■ Instructions for the task ■
Repeat the listing that follows, character for character, minus the pictures.

(Stored entries)
★ ★ ★ ★ ★
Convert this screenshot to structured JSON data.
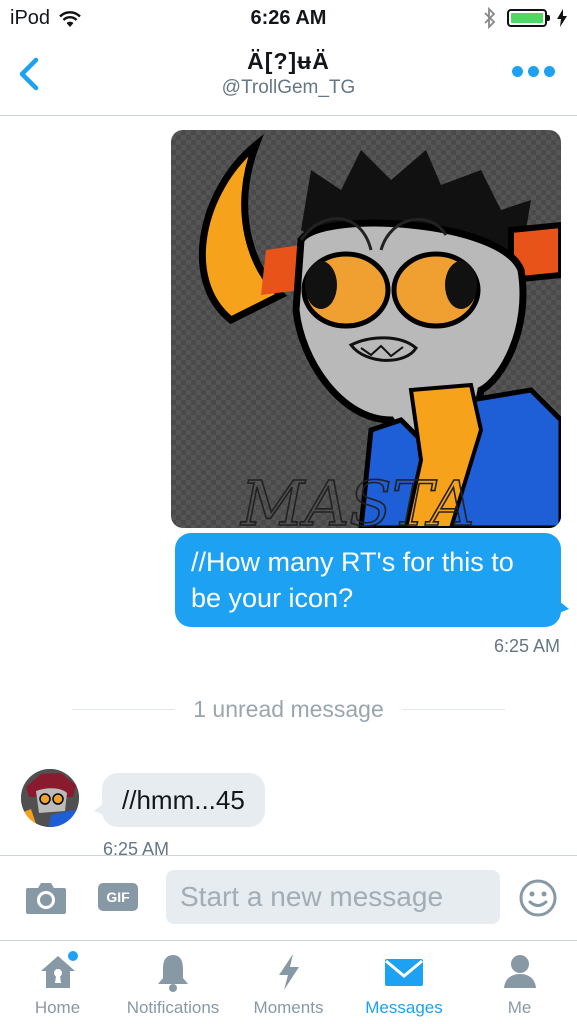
{
  "status_bar": {
    "carrier": "iPod",
    "time": "6:26 AM"
  },
  "header": {
    "title": "Ä[?]ʉÄ",
    "handle": "@TrollGem_TG"
  },
  "conversation": {
    "image_signature": "MASTA",
    "outgoing_message": "//How many RT's for this to be your icon?",
    "outgoing_time": "6:25 AM",
    "unread_divider": "1 unread message",
    "incoming_message": "//hmm...45",
    "incoming_time": "6:25 AM"
  },
  "composer": {
    "gif_label": "GIF",
    "placeholder": "Start a new message"
  },
  "tabs": [
    {
      "label": "Home",
      "icon": "home-icon",
      "has_badge": true
    },
    {
      "label": "Notifications",
      "icon": "bell-icon"
    },
    {
      "label": "Moments",
      "icon": "lightning-icon"
    },
    {
      "label": "Messages",
      "icon": "envelope-icon",
      "active": true
    },
    {
      "label": "Me",
      "icon": "person-icon"
    }
  ],
  "colors": {
    "accent": "#1da1f2",
    "inactive": "#8899a6",
    "battery": "#4cd964"
  }
}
★ ★ ★ ★ ★
■ Result for this task ■
Convert this screenshot to structured JSON data.
{
  "status_bar": {
    "carrier": "iPod",
    "time": "6:26 AM"
  },
  "header": {
    "title": "Ä[?]ʉÄ",
    "handle": "@TrollGem_TG"
  },
  "conversation": {
    "image_signature": "MASTA",
    "outgoing_message": "//How many RT's for this to be your icon?",
    "outgoing_time": "6:25 AM",
    "unread_divider": "1 unread message",
    "incoming_message": "//hmm...45",
    "incoming_time": "6:25 AM"
  },
  "composer": {
    "gif_label": "GIF",
    "placeholder": "Start a new message"
  },
  "tabs": [
    {
      "label": "Home",
      "icon": "home-icon",
      "has_badge": true
    },
    {
      "label": "Notifications",
      "icon": "bell-icon"
    },
    {
      "label": "Moments",
      "icon": "lightning-icon"
    },
    {
      "label": "Messages",
      "icon": "envelope-icon",
      "active": true
    },
    {
      "label": "Me",
      "icon": "person-icon"
    }
  ],
  "colors": {
    "accent": "#1da1f2",
    "inactive": "#8899a6",
    "battery": "#4cd964"
  }
}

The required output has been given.